*** GIVEN RECORDS

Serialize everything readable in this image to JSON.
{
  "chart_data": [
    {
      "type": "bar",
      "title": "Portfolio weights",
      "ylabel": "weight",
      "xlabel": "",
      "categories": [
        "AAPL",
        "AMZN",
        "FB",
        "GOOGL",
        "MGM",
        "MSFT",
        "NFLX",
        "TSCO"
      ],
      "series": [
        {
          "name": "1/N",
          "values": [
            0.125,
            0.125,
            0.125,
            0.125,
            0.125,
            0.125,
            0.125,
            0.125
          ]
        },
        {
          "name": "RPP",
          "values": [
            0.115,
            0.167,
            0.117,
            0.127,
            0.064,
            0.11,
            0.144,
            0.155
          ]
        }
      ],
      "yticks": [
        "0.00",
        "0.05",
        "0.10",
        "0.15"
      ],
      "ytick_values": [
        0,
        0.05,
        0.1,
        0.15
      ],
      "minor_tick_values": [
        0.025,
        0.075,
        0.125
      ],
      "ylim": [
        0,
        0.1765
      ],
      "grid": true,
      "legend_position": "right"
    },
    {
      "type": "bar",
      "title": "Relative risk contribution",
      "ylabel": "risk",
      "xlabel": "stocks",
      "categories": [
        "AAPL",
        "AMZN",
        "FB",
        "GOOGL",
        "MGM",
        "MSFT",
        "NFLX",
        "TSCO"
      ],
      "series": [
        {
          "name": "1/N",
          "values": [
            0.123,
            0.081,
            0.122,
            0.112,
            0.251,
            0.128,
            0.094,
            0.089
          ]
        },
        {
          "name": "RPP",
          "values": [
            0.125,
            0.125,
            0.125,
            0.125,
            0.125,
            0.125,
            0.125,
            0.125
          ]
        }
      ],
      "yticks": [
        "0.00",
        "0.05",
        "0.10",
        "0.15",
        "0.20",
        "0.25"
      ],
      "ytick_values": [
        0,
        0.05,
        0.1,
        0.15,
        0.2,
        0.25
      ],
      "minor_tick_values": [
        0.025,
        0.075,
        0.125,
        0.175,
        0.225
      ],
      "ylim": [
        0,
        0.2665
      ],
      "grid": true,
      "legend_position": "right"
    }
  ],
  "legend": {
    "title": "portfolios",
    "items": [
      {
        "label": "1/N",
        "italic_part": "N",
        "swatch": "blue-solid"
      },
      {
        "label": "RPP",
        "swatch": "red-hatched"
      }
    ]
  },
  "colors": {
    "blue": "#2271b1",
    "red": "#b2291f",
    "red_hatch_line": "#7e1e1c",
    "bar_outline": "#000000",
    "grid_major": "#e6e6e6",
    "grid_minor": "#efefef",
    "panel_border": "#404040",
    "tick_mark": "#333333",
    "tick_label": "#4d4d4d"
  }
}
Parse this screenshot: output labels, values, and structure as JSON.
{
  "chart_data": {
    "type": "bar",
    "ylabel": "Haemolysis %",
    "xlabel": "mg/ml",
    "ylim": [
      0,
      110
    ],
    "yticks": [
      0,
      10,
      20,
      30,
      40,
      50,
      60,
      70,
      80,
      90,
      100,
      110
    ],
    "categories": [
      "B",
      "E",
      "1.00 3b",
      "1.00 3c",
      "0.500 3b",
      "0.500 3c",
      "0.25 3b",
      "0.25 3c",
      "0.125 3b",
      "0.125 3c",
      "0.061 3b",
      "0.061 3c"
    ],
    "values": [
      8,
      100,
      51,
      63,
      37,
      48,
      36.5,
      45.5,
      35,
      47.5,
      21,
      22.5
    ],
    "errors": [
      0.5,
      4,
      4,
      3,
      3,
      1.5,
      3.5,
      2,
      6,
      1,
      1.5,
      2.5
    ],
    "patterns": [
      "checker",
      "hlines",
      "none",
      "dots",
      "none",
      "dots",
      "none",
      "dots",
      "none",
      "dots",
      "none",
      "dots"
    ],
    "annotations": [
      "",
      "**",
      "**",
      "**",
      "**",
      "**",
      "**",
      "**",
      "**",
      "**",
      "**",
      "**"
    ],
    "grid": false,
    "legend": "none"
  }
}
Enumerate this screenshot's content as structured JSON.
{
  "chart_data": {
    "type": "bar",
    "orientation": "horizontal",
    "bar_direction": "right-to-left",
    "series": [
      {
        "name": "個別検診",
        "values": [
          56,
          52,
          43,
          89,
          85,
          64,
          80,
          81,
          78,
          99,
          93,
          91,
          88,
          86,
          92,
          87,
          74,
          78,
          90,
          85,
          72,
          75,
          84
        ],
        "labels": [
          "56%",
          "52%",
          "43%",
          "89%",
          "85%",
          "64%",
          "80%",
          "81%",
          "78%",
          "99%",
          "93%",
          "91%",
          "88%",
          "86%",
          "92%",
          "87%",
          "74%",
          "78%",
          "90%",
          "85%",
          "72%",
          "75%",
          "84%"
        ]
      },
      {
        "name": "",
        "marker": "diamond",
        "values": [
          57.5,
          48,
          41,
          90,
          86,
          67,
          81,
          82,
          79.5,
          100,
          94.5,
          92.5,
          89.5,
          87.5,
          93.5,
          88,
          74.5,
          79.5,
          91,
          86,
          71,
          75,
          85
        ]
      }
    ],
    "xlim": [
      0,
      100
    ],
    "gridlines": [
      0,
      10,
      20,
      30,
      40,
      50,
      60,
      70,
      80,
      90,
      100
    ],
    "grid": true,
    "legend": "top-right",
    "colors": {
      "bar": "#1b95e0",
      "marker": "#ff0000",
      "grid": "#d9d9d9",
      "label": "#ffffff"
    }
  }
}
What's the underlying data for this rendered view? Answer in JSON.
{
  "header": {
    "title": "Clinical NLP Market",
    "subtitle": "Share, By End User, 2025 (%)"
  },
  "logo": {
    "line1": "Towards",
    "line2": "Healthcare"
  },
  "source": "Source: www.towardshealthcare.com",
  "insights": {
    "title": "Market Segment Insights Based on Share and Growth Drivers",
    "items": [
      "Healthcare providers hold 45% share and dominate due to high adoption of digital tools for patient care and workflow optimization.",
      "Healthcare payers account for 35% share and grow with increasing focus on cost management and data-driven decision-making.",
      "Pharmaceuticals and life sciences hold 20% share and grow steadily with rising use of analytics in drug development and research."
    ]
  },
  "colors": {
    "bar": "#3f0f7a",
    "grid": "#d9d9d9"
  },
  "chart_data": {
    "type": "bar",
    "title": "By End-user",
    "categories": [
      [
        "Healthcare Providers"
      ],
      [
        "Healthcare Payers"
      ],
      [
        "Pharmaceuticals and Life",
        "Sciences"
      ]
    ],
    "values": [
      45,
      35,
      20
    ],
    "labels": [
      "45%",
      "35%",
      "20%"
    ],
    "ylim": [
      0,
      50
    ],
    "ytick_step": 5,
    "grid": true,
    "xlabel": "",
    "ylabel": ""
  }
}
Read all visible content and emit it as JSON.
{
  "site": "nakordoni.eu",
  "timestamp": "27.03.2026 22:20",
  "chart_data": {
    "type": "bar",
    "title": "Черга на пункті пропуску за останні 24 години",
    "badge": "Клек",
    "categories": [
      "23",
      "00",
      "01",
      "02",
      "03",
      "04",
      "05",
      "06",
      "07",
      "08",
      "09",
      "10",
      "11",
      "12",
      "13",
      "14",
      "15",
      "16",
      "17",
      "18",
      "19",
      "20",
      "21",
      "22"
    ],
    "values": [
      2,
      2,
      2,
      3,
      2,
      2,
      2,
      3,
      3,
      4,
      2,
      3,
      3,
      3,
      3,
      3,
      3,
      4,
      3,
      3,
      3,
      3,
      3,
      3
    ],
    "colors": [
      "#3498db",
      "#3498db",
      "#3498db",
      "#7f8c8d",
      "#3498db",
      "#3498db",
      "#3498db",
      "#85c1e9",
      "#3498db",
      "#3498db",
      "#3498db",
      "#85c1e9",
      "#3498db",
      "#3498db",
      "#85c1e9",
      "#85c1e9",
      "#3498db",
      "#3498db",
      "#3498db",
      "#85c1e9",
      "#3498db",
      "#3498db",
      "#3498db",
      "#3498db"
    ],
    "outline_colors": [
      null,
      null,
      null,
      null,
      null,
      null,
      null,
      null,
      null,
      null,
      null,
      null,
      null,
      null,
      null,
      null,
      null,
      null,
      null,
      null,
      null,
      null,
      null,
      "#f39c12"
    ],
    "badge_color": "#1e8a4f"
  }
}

******

> PROBLEM TO WORK ON
Search the entries for the word "swatch", then list each line that holds it.

> SOLUTION BELOW
        "swatch": "blue-solid"
        "swatch": "red-hatched"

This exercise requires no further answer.